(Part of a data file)
- - - -

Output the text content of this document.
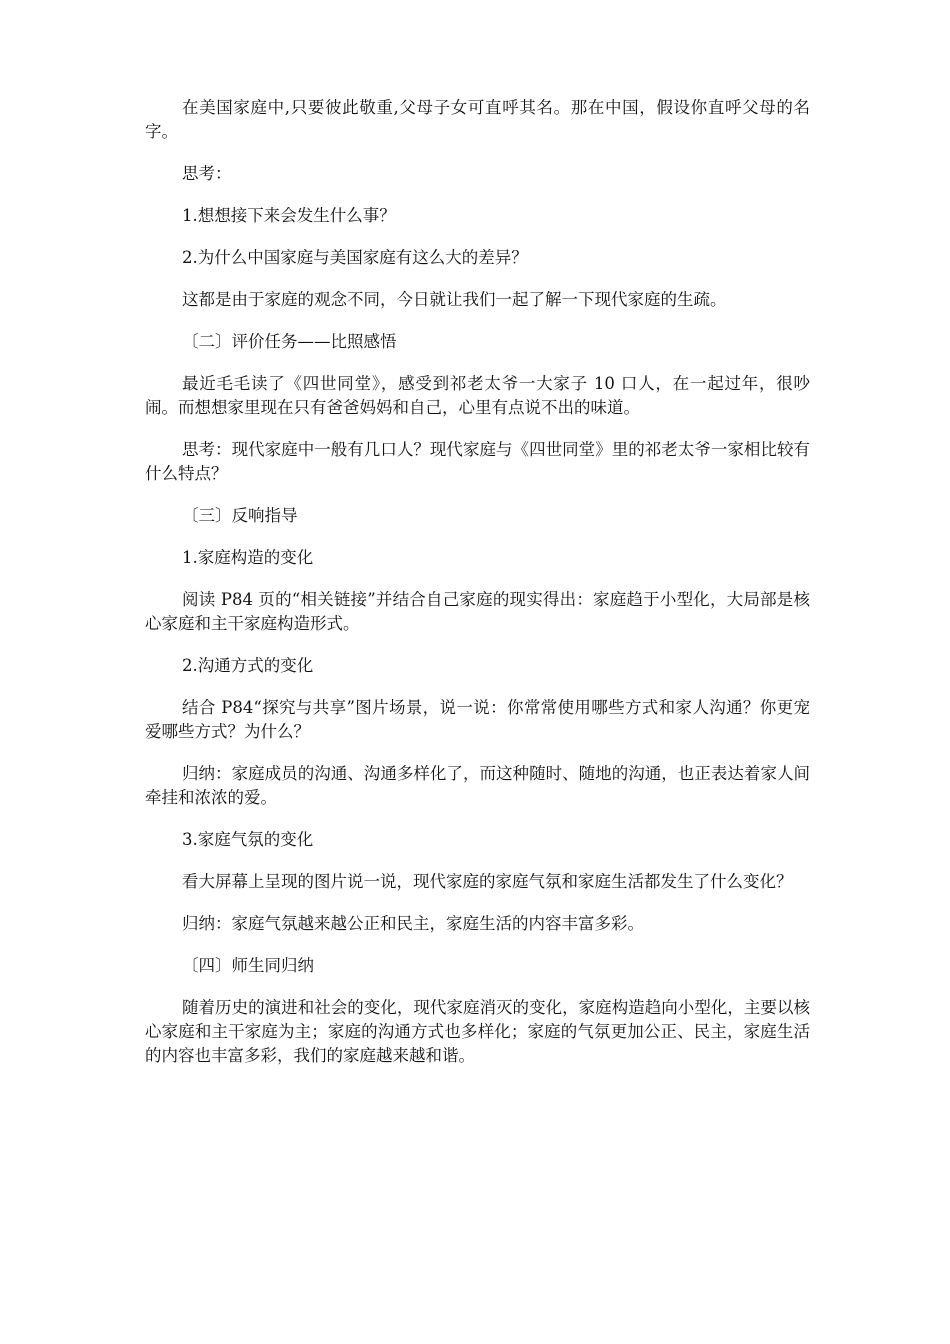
在美国家庭中,只要彼此敬重,父母子女可直呼其名。那在中国，假设你直呼父母的名字。

思考：

1.想想接下来会发生什么事？

2.为什么中国家庭与美国家庭有这么大的差异？

这都是由于家庭的观念不同，今日就让我们一起了解一下现代家庭的生疏。

〔二〕评价任务——比照感悟

最近毛毛读了《四世同堂》，感受到祁老太爷一大家子 10 口人，在一起过年，很吵闹。而想想家里现在只有爸爸妈妈和自己，心里有点说不出的味道。

思考：现代家庭中一般有几口人？现代家庭与《四世同堂》里的祁老太爷一家相比较有什么特点？

〔三〕反响指导

1.家庭构造的变化

阅读 P84 页的“相关链接”并结合自己家庭的现实得出：家庭趋于小型化，大局部是核心家庭和主干家庭构造形式。

2.沟通方式的变化

结合 P84“探究与共享”图片场景，说一说：你常常使用哪些方式和家人沟通？你更宠爱哪些方式？为什么？

归纳：家庭成员的沟通、沟通多样化了，而这种随时、随地的沟通，也正表达着家人间牵挂和浓浓的爱。

3.家庭气氛的变化

看大屏幕上呈现的图片说一说，现代家庭的家庭气氛和家庭生活都发生了什么变化？

归纳：家庭气氛越来越公正和民主，家庭生活的内容丰富多彩。

〔四〕师生同归纳

随着历史的演进和社会的变化，现代家庭消灭的变化，家庭构造趋向小型化，主要以核心家庭和主干家庭为主；家庭的沟通方式也多样化；家庭的气氛更加公正、民主，家庭生活的内容也丰富多彩，我们的家庭越来越和谐。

- - - -

* Do this:
Locate the word "四世同堂" in the records and collect each line it appears in.

* Task solution:
最近毛毛读了《四世同堂》，感受到祁老太爷一大家子 10 口人，在一起过年，很吵闹。而想想家里现在只有爸爸妈妈和自己，心里有点说不出的味道。
思考：现代家庭中一般有几口人？现代家庭与《四世同堂》里的祁老太爷一家相比较有什么特点？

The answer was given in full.